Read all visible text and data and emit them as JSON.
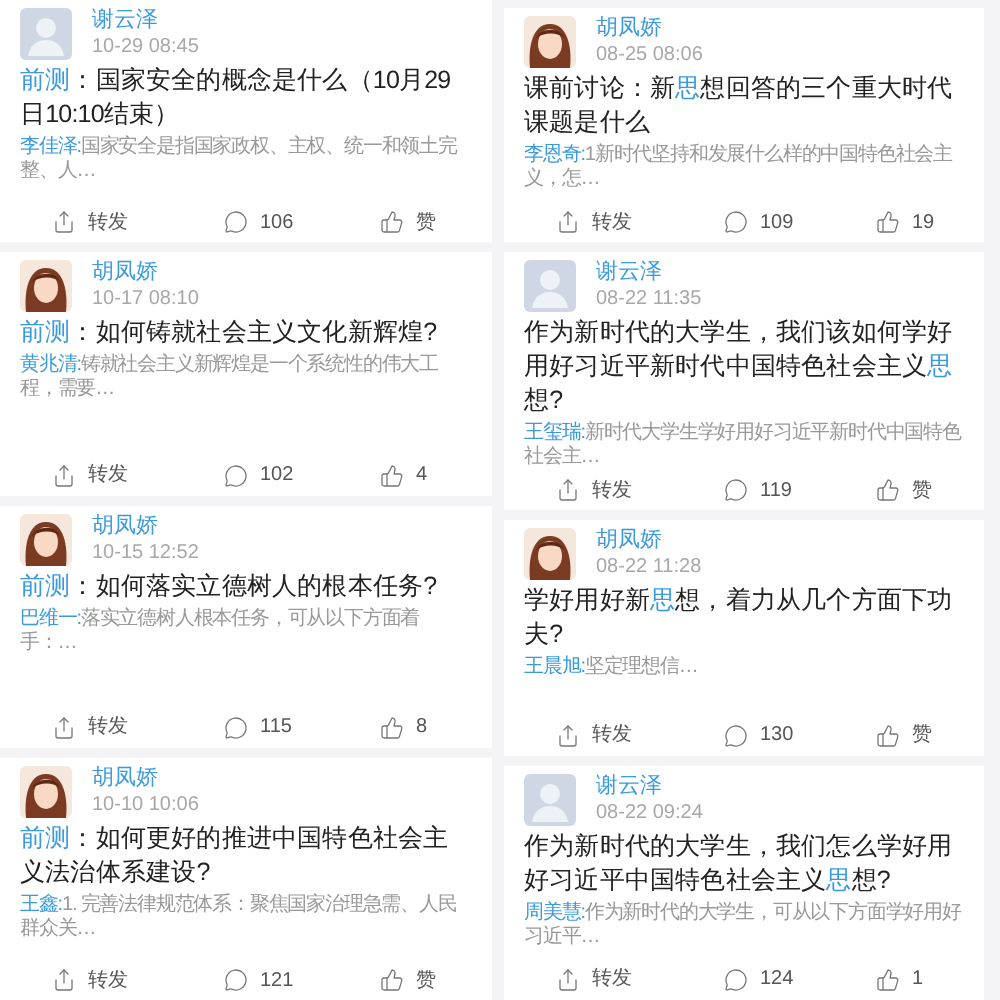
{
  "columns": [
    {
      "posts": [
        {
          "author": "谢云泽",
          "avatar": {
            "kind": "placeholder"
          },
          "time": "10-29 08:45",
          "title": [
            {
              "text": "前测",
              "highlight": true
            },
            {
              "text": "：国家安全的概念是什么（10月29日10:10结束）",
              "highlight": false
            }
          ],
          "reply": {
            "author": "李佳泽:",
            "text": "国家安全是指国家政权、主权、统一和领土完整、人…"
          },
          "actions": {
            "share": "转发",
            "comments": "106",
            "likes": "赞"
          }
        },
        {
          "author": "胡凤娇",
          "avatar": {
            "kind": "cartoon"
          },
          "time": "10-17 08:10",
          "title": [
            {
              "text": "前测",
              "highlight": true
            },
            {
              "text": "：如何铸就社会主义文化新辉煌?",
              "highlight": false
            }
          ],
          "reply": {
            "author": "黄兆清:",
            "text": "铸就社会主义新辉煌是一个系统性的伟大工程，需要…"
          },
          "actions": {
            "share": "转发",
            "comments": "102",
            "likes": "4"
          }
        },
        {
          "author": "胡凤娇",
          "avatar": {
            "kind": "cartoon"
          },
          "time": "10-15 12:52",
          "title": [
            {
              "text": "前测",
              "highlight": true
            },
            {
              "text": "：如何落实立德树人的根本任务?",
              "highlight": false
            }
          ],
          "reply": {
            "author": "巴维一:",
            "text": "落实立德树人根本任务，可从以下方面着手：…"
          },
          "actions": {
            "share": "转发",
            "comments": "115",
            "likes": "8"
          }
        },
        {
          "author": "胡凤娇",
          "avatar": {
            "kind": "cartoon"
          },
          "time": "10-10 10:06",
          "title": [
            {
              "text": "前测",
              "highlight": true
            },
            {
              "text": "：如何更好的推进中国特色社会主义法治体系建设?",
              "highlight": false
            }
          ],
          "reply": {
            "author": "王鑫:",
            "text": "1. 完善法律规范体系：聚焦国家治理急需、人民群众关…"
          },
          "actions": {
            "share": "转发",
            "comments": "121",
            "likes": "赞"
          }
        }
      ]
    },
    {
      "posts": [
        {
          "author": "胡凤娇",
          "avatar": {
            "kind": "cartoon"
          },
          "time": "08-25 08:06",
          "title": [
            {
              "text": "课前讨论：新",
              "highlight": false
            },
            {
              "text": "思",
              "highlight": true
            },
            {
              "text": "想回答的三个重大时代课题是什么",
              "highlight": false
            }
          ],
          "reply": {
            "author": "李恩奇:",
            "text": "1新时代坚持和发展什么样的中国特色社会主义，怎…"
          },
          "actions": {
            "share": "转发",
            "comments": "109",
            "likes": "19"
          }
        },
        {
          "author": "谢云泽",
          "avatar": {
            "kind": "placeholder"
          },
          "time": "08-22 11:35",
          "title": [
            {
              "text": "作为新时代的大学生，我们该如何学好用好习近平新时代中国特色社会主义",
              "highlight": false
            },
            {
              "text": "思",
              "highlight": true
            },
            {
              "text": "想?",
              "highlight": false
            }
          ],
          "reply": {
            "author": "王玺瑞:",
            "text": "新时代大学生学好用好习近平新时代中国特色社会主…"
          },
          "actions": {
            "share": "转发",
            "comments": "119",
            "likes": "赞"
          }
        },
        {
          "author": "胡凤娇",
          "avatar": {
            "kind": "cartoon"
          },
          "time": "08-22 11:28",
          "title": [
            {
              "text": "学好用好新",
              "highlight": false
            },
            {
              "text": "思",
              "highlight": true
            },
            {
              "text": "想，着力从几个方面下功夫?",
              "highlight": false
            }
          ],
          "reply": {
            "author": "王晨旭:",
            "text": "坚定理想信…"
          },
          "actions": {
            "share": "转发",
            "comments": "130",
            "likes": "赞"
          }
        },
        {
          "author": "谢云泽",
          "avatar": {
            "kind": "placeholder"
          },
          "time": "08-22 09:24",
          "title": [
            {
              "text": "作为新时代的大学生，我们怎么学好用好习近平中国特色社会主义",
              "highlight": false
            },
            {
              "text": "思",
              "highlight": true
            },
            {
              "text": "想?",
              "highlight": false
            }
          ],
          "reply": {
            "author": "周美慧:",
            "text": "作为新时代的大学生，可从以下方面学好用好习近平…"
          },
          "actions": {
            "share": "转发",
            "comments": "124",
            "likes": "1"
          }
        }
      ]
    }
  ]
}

· · · · ·

**Job**
Go over the records above and tally each line that includes "comments". Give the total by itself.

**Exercise output**
8